* start MATERIAL PROVIDED *

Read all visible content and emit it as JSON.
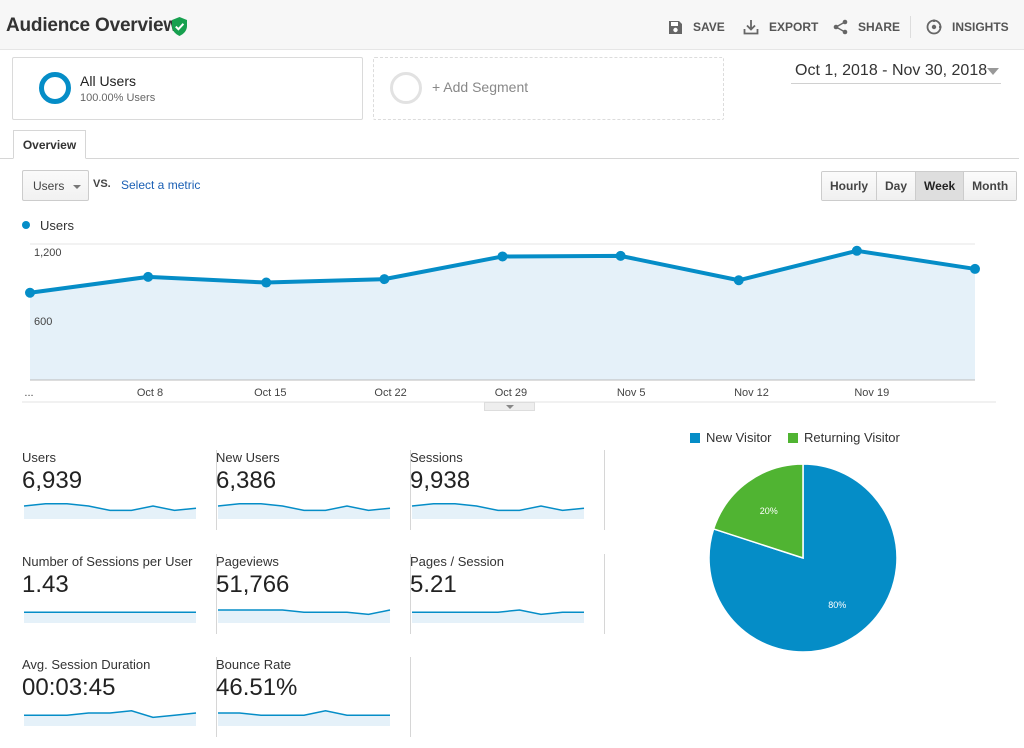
{
  "header": {
    "title": "Audience Overview",
    "save": "SAVE",
    "export": "EXPORT",
    "share": "SHARE",
    "insights": "INSIGHTS"
  },
  "segments": {
    "active_name": "All Users",
    "active_pct": "100.00% Users",
    "add_label": "+ Add Segment"
  },
  "date_range": "Oct 1, 2018 - Nov 30, 2018",
  "tabs": [
    "Overview"
  ],
  "controls": {
    "metric": "Users",
    "vs": "VS.",
    "select_metric": "Select a metric",
    "granularity": [
      "Hourly",
      "Day",
      "Week",
      "Month"
    ],
    "granularity_selected": "Week"
  },
  "colors": {
    "primary": "#058dc7",
    "secondary": "#50b432",
    "area": "#e5f1f9"
  },
  "chart_data": [
    {
      "type": "area",
      "series": [
        {
          "name": "Users",
          "values": [
            770,
            910,
            860,
            890,
            1090,
            1095,
            880,
            1140,
            980
          ]
        }
      ],
      "x_tick_labels": [
        "...",
        "Oct 8",
        "Oct 15",
        "Oct 22",
        "Oct 29",
        "Nov 5",
        "Nov 12",
        "Nov 19"
      ],
      "y_tick_labels": [
        "1,200",
        "600"
      ],
      "ylim": [
        0,
        1200
      ],
      "grid": true
    },
    {
      "type": "pie",
      "categories": [
        "New Visitor",
        "Returning Visitor"
      ],
      "values": [
        80,
        20
      ],
      "slice_labels": [
        "80%",
        "20%"
      ],
      "colors": [
        "#058dc7",
        "#50b432"
      ],
      "legend": "top"
    }
  ],
  "scorecards": [
    {
      "label": "Users",
      "value": "6,939",
      "spark": [
        5,
        6,
        6,
        5,
        3,
        3,
        5,
        3,
        4
      ]
    },
    {
      "label": "New Users",
      "value": "6,386",
      "spark": [
        5,
        6,
        6,
        5,
        3,
        3,
        5,
        3,
        4
      ]
    },
    {
      "label": "Sessions",
      "value": "9,938",
      "spark": [
        5,
        6,
        6,
        5,
        3,
        3,
        5,
        3,
        4
      ]
    },
    {
      "label": "Number of Sessions per User",
      "value": "1.43",
      "spark": [
        4,
        4,
        4,
        4,
        4,
        4,
        4,
        4,
        4
      ]
    },
    {
      "label": "Pageviews",
      "value": "51,766",
      "spark": [
        5,
        5,
        5,
        5,
        4,
        4,
        4,
        3,
        5
      ]
    },
    {
      "label": "Pages / Session",
      "value": "5.21",
      "spark": [
        4,
        4,
        4,
        4,
        4,
        5,
        3,
        4,
        4
      ]
    },
    {
      "label": "Avg. Session Duration",
      "value": "00:03:45",
      "spark": [
        4,
        4,
        4,
        5,
        5,
        6,
        3,
        4,
        5
      ]
    },
    {
      "label": "Bounce Rate",
      "value": "46.51%",
      "spark": [
        5,
        5,
        4,
        4,
        4,
        6,
        4,
        4,
        4
      ]
    }
  ]
}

* end MATERIAL PROVIDED *

■ **THE EXERCISE**
Take the listing above and print it exactly, apart from the pictures.

■ **WRITTEN SOLUTION**
Read all visible content and emit it as JSON.
{
  "header": {
    "title": "Audience Overview",
    "save": "SAVE",
    "export": "EXPORT",
    "share": "SHARE",
    "insights": "INSIGHTS"
  },
  "segments": {
    "active_name": "All Users",
    "active_pct": "100.00% Users",
    "add_label": "+ Add Segment"
  },
  "date_range": "Oct 1, 2018 - Nov 30, 2018",
  "tabs": [
    "Overview"
  ],
  "controls": {
    "metric": "Users",
    "vs": "VS.",
    "select_metric": "Select a metric",
    "granularity": [
      "Hourly",
      "Day",
      "Week",
      "Month"
    ],
    "granularity_selected": "Week"
  },
  "colors": {
    "primary": "#058dc7",
    "secondary": "#50b432",
    "area": "#e5f1f9"
  },
  "chart_data": [
    {
      "type": "area",
      "series": [
        {
          "name": "Users",
          "values": [
            770,
            910,
            860,
            890,
            1090,
            1095,
            880,
            1140,
            980
          ]
        }
      ],
      "x_tick_labels": [
        "...",
        "Oct 8",
        "Oct 15",
        "Oct 22",
        "Oct 29",
        "Nov 5",
        "Nov 12",
        "Nov 19"
      ],
      "y_tick_labels": [
        "1,200",
        "600"
      ],
      "ylim": [
        0,
        1200
      ],
      "grid": true
    },
    {
      "type": "pie",
      "categories": [
        "New Visitor",
        "Returning Visitor"
      ],
      "values": [
        80,
        20
      ],
      "slice_labels": [
        "80%",
        "20%"
      ],
      "colors": [
        "#058dc7",
        "#50b432"
      ],
      "legend": "top"
    }
  ],
  "scorecards": [
    {
      "label": "Users",
      "value": "6,939",
      "spark": [
        5,
        6,
        6,
        5,
        3,
        3,
        5,
        3,
        4
      ]
    },
    {
      "label": "New Users",
      "value": "6,386",
      "spark": [
        5,
        6,
        6,
        5,
        3,
        3,
        5,
        3,
        4
      ]
    },
    {
      "label": "Sessions",
      "value": "9,938",
      "spark": [
        5,
        6,
        6,
        5,
        3,
        3,
        5,
        3,
        4
      ]
    },
    {
      "label": "Number of Sessions per User",
      "value": "1.43",
      "spark": [
        4,
        4,
        4,
        4,
        4,
        4,
        4,
        4,
        4
      ]
    },
    {
      "label": "Pageviews",
      "value": "51,766",
      "spark": [
        5,
        5,
        5,
        5,
        4,
        4,
        4,
        3,
        5
      ]
    },
    {
      "label": "Pages / Session",
      "value": "5.21",
      "spark": [
        4,
        4,
        4,
        4,
        4,
        5,
        3,
        4,
        4
      ]
    },
    {
      "label": "Avg. Session Duration",
      "value": "00:03:45",
      "spark": [
        4,
        4,
        4,
        5,
        5,
        6,
        3,
        4,
        5
      ]
    },
    {
      "label": "Bounce Rate",
      "value": "46.51%",
      "spark": [
        5,
        5,
        4,
        4,
        4,
        6,
        4,
        4,
        4
      ]
    }
  ]
}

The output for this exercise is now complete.